Goals
- 1) In the HDF5 passage, what is used to provide the extra type information needed to preserve Julia objects?
- 2) Does each statement agree with the HDF5 passage? Answer yes or no for each, and quote the words that decide it. (a) HDF5 does not supply enough metadata to interpret strings. (b) JLD and JLD2 take care of the additional type information automatically. (c) JLD2 files can be read only by JLD2-specific tools.

** START Provided passage **

For simple types (scalars, strings, and arrays), HDF5 provides sufficient metadata to know how each item is to be interpreted. For example, HDF5 encodes that a given block of bytes is to be interpreted as an array of Int64, and represents them in a way that is compatible across different computing architectures.

However, to preserve Julia objects, one generally needs additional type information to be supplied, which is easy to provide using attributes. This is handled for you automatically in the JLD/JLD2. These specific formats (conventions) provide "extra" functionality, but they are still both regular HDF5 files and are therefore compatible with any HDF5 reader or writer.

** END Provided passage **
** START Data listing **

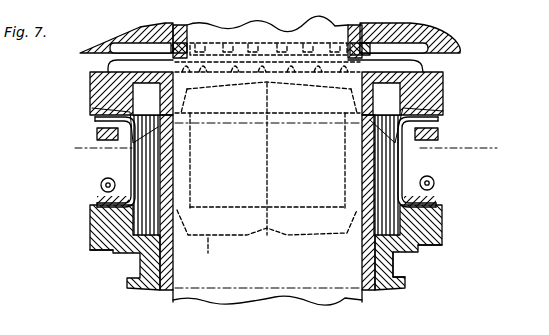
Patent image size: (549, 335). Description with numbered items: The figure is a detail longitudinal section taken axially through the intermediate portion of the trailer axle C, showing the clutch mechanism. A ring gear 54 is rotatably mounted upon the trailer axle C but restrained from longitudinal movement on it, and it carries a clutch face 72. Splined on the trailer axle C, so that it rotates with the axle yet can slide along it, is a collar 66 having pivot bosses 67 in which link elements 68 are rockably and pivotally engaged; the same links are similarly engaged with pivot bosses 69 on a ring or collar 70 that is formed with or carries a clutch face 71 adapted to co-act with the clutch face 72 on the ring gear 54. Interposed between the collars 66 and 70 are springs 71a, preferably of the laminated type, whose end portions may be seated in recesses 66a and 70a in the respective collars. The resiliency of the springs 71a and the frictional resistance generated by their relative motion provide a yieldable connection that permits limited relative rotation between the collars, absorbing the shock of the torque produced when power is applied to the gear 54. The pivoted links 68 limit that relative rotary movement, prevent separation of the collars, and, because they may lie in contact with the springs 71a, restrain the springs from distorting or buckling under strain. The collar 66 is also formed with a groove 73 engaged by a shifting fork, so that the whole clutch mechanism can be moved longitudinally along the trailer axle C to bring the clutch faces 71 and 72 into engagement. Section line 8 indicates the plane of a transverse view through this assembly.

The ring gear 54 is at (445, 38).
The clutch face 72 is at (321, 42).
The clutch face 71 is at (266, 60).
The ring or collar 70 is at (445, 97).
The recess 70a is at (457, 113).
The spring 71a is at (178, 165).
The pivot boss 69 is at (97, 133).
The section line 8 is at (282, 150).
The link element 68 is at (125, 163).
The pivot boss 67 is at (97, 185).
The collar 66 is at (442, 215).
The recess 66a is at (458, 235).
The groove 73 is at (393, 263).
The trailer axle C is at (362, 305).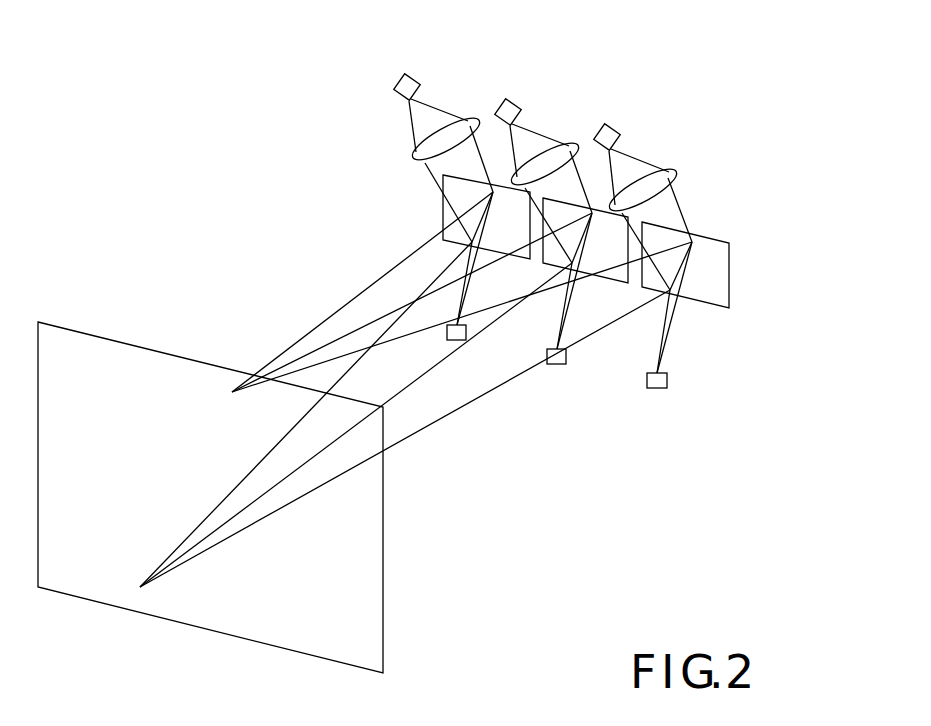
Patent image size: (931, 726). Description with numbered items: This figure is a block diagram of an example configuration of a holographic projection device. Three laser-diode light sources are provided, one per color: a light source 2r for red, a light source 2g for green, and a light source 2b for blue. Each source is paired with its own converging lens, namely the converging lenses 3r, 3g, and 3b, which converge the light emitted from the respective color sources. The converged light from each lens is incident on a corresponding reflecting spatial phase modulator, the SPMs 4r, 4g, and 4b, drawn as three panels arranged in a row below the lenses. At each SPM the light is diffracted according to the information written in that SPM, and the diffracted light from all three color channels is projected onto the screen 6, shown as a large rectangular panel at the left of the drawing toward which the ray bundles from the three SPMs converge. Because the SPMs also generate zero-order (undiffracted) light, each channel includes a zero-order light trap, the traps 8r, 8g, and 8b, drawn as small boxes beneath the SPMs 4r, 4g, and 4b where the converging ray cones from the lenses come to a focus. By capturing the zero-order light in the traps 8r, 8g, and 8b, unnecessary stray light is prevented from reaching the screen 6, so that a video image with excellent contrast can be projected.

The light source for red 2r is at (431, 100).
The converging lens 3r is at (470, 119).
The reflecting SPM 4r is at (493, 186).
The zero-order light trap 8r is at (449, 340).
The light source for green 2g is at (531, 124).
The converging lens 3g is at (569, 144).
The reflecting SPM 4g is at (593, 213).
The zero-order light trap 8g is at (559, 365).
The light source for blue 2b is at (631, 149).
The converging lens 3b is at (669, 171).
The reflecting SPM 4b is at (707, 238).
The zero-order light trap 8b is at (659, 389).
The screen 6 is at (384, 521).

** END Data listing **

Exercise answers
- 1) Attributes.

- 2)
(a) No: "For simple types (scalars, strings, and arrays), HDF5 provides sufficient metadata to know how each item is to be interpreted."
(b) Yes: "This is handled for you automatically in the JLD/JLD2."
(c) No: "they are still both regular HDF5 files and are therefore compatible with any HDF5 reader or writer."